* begin DATASET EXCERPTS *

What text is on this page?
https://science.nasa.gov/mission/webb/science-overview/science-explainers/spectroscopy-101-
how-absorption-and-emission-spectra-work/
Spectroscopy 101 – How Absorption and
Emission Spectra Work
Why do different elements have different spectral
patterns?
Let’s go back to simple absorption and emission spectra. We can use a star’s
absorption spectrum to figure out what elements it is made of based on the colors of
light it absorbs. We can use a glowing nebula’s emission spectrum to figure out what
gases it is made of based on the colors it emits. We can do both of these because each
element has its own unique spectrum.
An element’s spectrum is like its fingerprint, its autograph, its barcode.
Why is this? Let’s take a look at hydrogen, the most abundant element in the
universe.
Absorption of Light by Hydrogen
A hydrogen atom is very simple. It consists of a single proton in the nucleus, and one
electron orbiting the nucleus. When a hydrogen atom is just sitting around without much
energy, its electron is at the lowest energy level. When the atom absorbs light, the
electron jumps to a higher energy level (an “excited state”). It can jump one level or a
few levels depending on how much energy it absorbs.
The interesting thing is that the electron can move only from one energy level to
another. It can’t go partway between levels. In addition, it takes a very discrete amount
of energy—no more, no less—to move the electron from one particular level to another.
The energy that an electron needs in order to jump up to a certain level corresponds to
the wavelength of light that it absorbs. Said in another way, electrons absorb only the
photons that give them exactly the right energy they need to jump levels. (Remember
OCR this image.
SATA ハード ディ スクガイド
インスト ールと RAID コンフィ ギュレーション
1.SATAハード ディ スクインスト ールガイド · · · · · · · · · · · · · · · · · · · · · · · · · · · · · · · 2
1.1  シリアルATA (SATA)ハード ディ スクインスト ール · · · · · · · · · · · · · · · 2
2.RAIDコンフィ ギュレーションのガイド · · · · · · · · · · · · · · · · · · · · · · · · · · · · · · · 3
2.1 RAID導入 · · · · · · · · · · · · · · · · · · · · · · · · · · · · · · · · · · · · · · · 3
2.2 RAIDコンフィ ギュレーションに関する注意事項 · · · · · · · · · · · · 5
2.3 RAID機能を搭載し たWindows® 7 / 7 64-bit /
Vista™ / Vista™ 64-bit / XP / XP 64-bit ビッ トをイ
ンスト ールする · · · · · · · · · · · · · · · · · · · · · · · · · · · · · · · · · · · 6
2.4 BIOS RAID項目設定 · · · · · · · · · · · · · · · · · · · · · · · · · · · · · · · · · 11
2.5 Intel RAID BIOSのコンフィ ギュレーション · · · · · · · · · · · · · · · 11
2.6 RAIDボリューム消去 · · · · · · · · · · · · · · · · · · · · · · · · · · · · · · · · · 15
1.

* end DATASET EXCERPTS *

* [TASK DESCRIPTION]
Copy out the full listing exactly.

* [CORRECT ANSWER]
What text is on this page?
https://science.nasa.gov/mission/webb/science-overview/science-explainers/spectroscopy-101-
how-absorption-and-emission-spectra-work/
Spectroscopy 101 – How Absorption and
Emission Spectra Work
Why do different elements have different spectral
patterns?
Let’s go back to simple absorption and emission spectra. We can use a star’s
absorption spectrum to figure out what elements it is made of based on the colors of
light it absorbs. We can use a glowing nebula’s emission spectrum to figure out what
gases it is made of based on the colors it emits. We can do both of these because each
element has its own unique spectrum.
An element’s spectrum is like its fingerprint, its autograph, its barcode.
Why is this? Let’s take a look at hydrogen, the most abundant element in the
universe.
Absorption of Light by Hydrogen
A hydrogen atom is very simple. It consists of a single proton in the nucleus, and one
electron orbiting the nucleus. When a hydrogen atom is just sitting around without much
energy, its electron is at the lowest energy level. When the atom absorbs light, the
electron jumps to a higher energy level (an “excited state”). It can jump one level or a
few levels depending on how much energy it absorbs.
The interesting thing is that the electron can move only from one energy level to
another. It can’t go partway between levels. In addition, it takes a very discrete amount
of energy—no more, no less—to move the electron from one particular level to another.
The energy that an electron needs in order to jump up to a certain level corresponds to
the wavelength of light that it absorbs. Said in another way, electrons absorb only the
photons that give them exactly the right energy they need to jump levels. (Remember
OCR this image.
SATA ハード ディ スクガイド
インスト ールと RAID コンフィ ギュレーション
1.SATAハード ディ スクインスト ールガイド · · · · · · · · · · · · · · · · · · · · · · · · · · · · · · · 2
1.1  シリアルATA (SATA)ハード ディ スクインスト ール · · · · · · · · · · · · · · · 2
2.RAIDコンフィ ギュレーションのガイド · · · · · · · · · · · · · · · · · · · · · · · · · · · · · · · 3
2.1 RAID導入 · · · · · · · · · · · · · · · · · · · · · · · · · · · · · · · · · · · · · · · 3
2.2 RAIDコンフィ ギュレーションに関する注意事項 · · · · · · · · · · · · 5
2.3 RAID機能を搭載し たWindows® 7 / 7 64-bit /
Vista™ / Vista™ 64-bit / XP / XP 64-bit ビッ トをイ
ンスト ールする · · · · · · · · · · · · · · · · · · · · · · · · · · · · · · · · · · · 6
2.4 BIOS RAID項目設定 · · · · · · · · · · · · · · · · · · · · · · · · · · · · · · · · · 11
2.5 Intel RAID BIOSのコンフィ ギュレーション · · · · · · · · · · · · · · · 11
2.6 RAIDボリューム消去 · · · · · · · · · · · · · · · · · · · · · · · · · · · · · · · · · 15
1.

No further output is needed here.